**The exercise**
Every line of the material is to be repeated exactly as it stands.

►

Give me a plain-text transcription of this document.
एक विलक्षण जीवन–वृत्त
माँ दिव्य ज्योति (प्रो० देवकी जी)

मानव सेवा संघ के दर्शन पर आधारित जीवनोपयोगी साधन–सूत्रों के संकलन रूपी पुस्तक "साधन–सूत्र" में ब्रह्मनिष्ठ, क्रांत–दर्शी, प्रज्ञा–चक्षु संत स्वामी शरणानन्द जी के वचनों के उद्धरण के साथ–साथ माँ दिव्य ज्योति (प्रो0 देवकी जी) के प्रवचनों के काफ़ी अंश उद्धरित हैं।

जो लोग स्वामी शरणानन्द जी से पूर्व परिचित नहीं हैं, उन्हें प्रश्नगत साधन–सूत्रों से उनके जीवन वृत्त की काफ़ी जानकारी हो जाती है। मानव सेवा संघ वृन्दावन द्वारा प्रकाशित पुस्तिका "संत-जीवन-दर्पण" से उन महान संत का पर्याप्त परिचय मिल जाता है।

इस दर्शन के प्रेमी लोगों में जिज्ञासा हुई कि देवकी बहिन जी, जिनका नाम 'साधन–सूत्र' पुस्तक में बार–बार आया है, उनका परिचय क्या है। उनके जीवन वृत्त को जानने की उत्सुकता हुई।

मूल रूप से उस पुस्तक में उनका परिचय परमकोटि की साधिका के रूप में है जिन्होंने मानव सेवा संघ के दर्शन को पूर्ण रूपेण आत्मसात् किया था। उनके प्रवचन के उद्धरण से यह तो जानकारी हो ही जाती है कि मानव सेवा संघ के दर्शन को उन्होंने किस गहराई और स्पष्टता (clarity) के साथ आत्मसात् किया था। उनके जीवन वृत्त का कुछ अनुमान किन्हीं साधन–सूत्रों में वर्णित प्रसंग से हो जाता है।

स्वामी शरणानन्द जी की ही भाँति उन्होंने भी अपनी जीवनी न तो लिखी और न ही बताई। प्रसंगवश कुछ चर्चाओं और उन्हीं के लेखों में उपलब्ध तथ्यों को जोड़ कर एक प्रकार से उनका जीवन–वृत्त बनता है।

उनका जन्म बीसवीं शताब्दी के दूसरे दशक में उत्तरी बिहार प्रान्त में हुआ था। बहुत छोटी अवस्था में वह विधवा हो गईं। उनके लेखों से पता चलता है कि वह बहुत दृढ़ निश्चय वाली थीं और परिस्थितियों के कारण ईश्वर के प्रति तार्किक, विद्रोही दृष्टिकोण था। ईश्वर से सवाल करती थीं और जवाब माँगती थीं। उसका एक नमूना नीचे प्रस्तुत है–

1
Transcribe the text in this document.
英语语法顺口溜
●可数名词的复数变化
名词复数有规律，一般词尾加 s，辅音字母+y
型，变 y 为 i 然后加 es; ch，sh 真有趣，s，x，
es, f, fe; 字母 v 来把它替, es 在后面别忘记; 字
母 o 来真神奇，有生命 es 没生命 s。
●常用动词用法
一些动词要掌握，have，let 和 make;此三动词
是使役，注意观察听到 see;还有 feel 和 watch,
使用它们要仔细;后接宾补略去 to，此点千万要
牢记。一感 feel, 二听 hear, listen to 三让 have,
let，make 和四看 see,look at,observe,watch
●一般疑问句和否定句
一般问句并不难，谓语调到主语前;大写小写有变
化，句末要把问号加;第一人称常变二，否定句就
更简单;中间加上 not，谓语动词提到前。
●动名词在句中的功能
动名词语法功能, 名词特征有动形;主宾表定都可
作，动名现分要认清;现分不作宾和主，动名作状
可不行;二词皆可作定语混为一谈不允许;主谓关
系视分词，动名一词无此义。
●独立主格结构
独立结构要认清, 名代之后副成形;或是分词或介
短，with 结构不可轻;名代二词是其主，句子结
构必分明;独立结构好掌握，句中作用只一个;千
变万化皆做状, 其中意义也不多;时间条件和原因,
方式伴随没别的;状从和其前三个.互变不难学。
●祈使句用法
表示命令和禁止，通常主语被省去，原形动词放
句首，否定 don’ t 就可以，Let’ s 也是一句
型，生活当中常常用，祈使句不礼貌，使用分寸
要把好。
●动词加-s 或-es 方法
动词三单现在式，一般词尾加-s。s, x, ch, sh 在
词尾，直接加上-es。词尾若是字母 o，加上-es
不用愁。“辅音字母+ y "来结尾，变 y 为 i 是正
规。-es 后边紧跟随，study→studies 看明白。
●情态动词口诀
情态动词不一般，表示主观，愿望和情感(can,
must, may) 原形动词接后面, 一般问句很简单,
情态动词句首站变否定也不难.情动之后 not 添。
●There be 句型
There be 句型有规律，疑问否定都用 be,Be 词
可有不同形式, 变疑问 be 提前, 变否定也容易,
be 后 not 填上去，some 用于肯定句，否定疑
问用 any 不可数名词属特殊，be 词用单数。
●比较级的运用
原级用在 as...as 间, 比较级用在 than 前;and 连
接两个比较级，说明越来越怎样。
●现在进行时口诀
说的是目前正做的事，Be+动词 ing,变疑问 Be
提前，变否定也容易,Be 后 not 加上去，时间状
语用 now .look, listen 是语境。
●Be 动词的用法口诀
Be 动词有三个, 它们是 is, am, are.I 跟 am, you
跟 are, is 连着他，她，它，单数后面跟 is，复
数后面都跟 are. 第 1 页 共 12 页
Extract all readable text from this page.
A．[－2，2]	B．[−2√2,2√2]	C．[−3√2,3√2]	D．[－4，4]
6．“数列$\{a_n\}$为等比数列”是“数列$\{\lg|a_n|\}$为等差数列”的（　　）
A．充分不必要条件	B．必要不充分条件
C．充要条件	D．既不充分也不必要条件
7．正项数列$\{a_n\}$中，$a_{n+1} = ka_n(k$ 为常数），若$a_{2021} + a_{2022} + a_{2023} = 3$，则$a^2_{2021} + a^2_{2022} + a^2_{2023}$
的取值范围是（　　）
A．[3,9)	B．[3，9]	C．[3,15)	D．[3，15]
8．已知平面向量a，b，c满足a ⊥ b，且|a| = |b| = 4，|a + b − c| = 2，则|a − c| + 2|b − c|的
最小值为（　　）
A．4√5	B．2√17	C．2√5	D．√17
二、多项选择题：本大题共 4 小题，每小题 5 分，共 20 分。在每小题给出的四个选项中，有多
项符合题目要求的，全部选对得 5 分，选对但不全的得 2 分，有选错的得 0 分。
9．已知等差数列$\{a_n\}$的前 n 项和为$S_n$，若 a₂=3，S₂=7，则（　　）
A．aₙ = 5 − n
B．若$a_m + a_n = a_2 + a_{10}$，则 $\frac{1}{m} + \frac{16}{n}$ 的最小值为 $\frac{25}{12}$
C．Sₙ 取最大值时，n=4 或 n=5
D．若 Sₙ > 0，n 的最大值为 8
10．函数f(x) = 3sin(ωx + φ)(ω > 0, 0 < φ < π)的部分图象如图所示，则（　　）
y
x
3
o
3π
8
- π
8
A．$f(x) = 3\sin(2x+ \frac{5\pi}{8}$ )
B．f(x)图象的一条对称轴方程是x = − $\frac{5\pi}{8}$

◄

**Worked answer**
Give me a plain-text transcription of this document.
एक विलक्षण जीवन–वृत्त
माँ दिव्य ज्योति (प्रो० देवकी जी)

मानव सेवा संघ के दर्शन पर आधारित जीवनोपयोगी साधन–सूत्रों के संकलन रूपी पुस्तक "साधन–सूत्र" में ब्रह्मनिष्ठ, क्रांत–दर्शी, प्रज्ञा–चक्षु संत स्वामी शरणानन्द जी के वचनों के उद्धरण के साथ–साथ माँ दिव्य ज्योति (प्रो0 देवकी जी) के प्रवचनों के काफ़ी अंश उद्धरित हैं।

जो लोग स्वामी शरणानन्द जी से पूर्व परिचित नहीं हैं, उन्हें प्रश्नगत साधन–सूत्रों से उनके जीवन वृत्त की काफ़ी जानकारी हो जाती है। मानव सेवा संघ वृन्दावन द्वारा प्रकाशित पुस्तिका "संत-जीवन-दर्पण" से उन महान संत का पर्याप्त परिचय मिल जाता है।

इस दर्शन के प्रेमी लोगों में जिज्ञासा हुई कि देवकी बहिन जी, जिनका नाम 'साधन–सूत्र' पुस्तक में बार–बार आया है, उनका परिचय क्या है। उनके जीवन वृत्त को जानने की उत्सुकता हुई।

मूल रूप से उस पुस्तक में उनका परिचय परमकोटि की साधिका के रूप में है जिन्होंने मानव सेवा संघ के दर्शन को पूर्ण रूपेण आत्मसात् किया था। उनके प्रवचन के उद्धरण से यह तो जानकारी हो ही जाती है कि मानव सेवा संघ के दर्शन को उन्होंने किस गहराई और स्पष्टता (clarity) के साथ आत्मसात् किया था। उनके जीवन वृत्त का कुछ अनुमान किन्हीं साधन–सूत्रों में वर्णित प्रसंग से हो जाता है।

स्वामी शरणानन्द जी की ही भाँति उन्होंने भी अपनी जीवनी न तो लिखी और न ही बताई। प्रसंगवश कुछ चर्चाओं और उन्हीं के लेखों में उपलब्ध तथ्यों को जोड़ कर एक प्रकार से उनका जीवन–वृत्त बनता है।

उनका जन्म बीसवीं शताब्दी के दूसरे दशक में उत्तरी बिहार प्रान्त में हुआ था। बहुत छोटी अवस्था में वह विधवा हो गईं। उनके लेखों से पता चलता है कि वह बहुत दृढ़ निश्चय वाली थीं और परिस्थितियों के कारण ईश्वर के प्रति तार्किक, विद्रोही दृष्टिकोण था। ईश्वर से सवाल करती थीं और जवाब माँगती थीं। उसका एक नमूना नीचे प्रस्तुत है–

1
Transcribe the text in this document.
英语语法顺口溜
●可数名词的复数变化
名词复数有规律，一般词尾加 s，辅音字母+y
型，变 y 为 i 然后加 es; ch，sh 真有趣，s，x，
es, f, fe; 字母 v 来把它替, es 在后面别忘记; 字
母 o 来真神奇，有生命 es 没生命 s。
●常用动词用法
一些动词要掌握，have，let 和 make;此三动词
是使役，注意观察听到 see;还有 feel 和 watch,
使用它们要仔细;后接宾补略去 to，此点千万要
牢记。一感 feel, 二听 hear, listen to 三让 have,
let，make 和四看 see,look at,observe,watch
●一般疑问句和否定句
一般问句并不难，谓语调到主语前;大写小写有变
化，句末要把问号加;第一人称常变二，否定句就
更简单;中间加上 not，谓语动词提到前。
●动名词在句中的功能
动名词语法功能, 名词特征有动形;主宾表定都可
作，动名现分要认清;现分不作宾和主，动名作状
可不行;二词皆可作定语混为一谈不允许;主谓关
系视分词，动名一词无此义。
●独立主格结构
独立结构要认清, 名代之后副成形;或是分词或介
短，with 结构不可轻;名代二词是其主，句子结
构必分明;独立结构好掌握，句中作用只一个;千
变万化皆做状, 其中意义也不多;时间条件和原因,
方式伴随没别的;状从和其前三个.互变不难学。
●祈使句用法
表示命令和禁止，通常主语被省去，原形动词放
句首，否定 don’ t 就可以，Let’ s 也是一句
型，生活当中常常用，祈使句不礼貌，使用分寸
要把好。
●动词加-s 或-es 方法
动词三单现在式，一般词尾加-s。s, x, ch, sh 在
词尾，直接加上-es。词尾若是字母 o，加上-es
不用愁。“辅音字母+ y "来结尾，变 y 为 i 是正
规。-es 后边紧跟随，study→studies 看明白。
●情态动词口诀
情态动词不一般，表示主观，愿望和情感(can,
must, may) 原形动词接后面, 一般问句很简单,
情态动词句首站变否定也不难.情动之后 not 添。
●There be 句型
There be 句型有规律，疑问否定都用 be,Be 词
可有不同形式, 变疑问 be 提前, 变否定也容易,
be 后 not 填上去，some 用于肯定句，否定疑
问用 any 不可数名词属特殊，be 词用单数。
●比较级的运用
原级用在 as...as 间, 比较级用在 than 前;and 连
接两个比较级，说明越来越怎样。
●现在进行时口诀
说的是目前正做的事，Be+动词 ing,变疑问 Be
提前，变否定也容易,Be 后 not 加上去，时间状
语用 now .look, listen 是语境。
●Be 动词的用法口诀
Be 动词有三个, 它们是 is, am, are.I 跟 am, you
跟 are, is 连着他，她，它，单数后面跟 is，复
数后面都跟 are. 第 1 页 共 12 页
Extract all readable text from this page.
A．[－2，2]	B．[−2√2,2√2]	C．[−3√2,3√2]	D．[－4，4]
6．“数列$\{a_n\}$为等比数列”是“数列$\{\lg|a_n|\}$为等差数列”的（　　）
A．充分不必要条件	B．必要不充分条件
C．充要条件	D．既不充分也不必要条件
7．正项数列$\{a_n\}$中，$a_{n+1} = ka_n(k$ 为常数），若$a_{2021} + a_{2022} + a_{2023} = 3$，则$a^2_{2021} + a^2_{2022} + a^2_{2023}$
的取值范围是（　　）
A．[3,9)	B．[3，9]	C．[3,15)	D．[3，15]
8．已知平面向量a，b，c满足a ⊥ b，且|a| = |b| = 4，|a + b − c| = 2，则|a − c| + 2|b − c|的
最小值为（　　）
A．4√5	B．2√17	C．2√5	D．√17
二、多项选择题：本大题共 4 小题，每小题 5 分，共 20 分。在每小题给出的四个选项中，有多
项符合题目要求的，全部选对得 5 分，选对但不全的得 2 分，有选错的得 0 分。
9．已知等差数列$\{a_n\}$的前 n 项和为$S_n$，若 a₂=3，S₂=7，则（　　）
A．aₙ = 5 − n
B．若$a_m + a_n = a_2 + a_{10}$，则 $\frac{1}{m} + \frac{16}{n}$ 的最小值为 $\frac{25}{12}$
C．Sₙ 取最大值时，n=4 或 n=5
D．若 Sₙ > 0，n 的最大值为 8
10．函数f(x) = 3sin(ωx + φ)(ω > 0, 0 < φ < π)的部分图象如图所示，则（　　）
y
x
3
o
3π
8
- π
8
A．$f(x) = 3\sin(2x+ \frac{5\pi}{8}$ )
B．f(x)图象的一条对称轴方程是x = − $\frac{5\pi}{8}$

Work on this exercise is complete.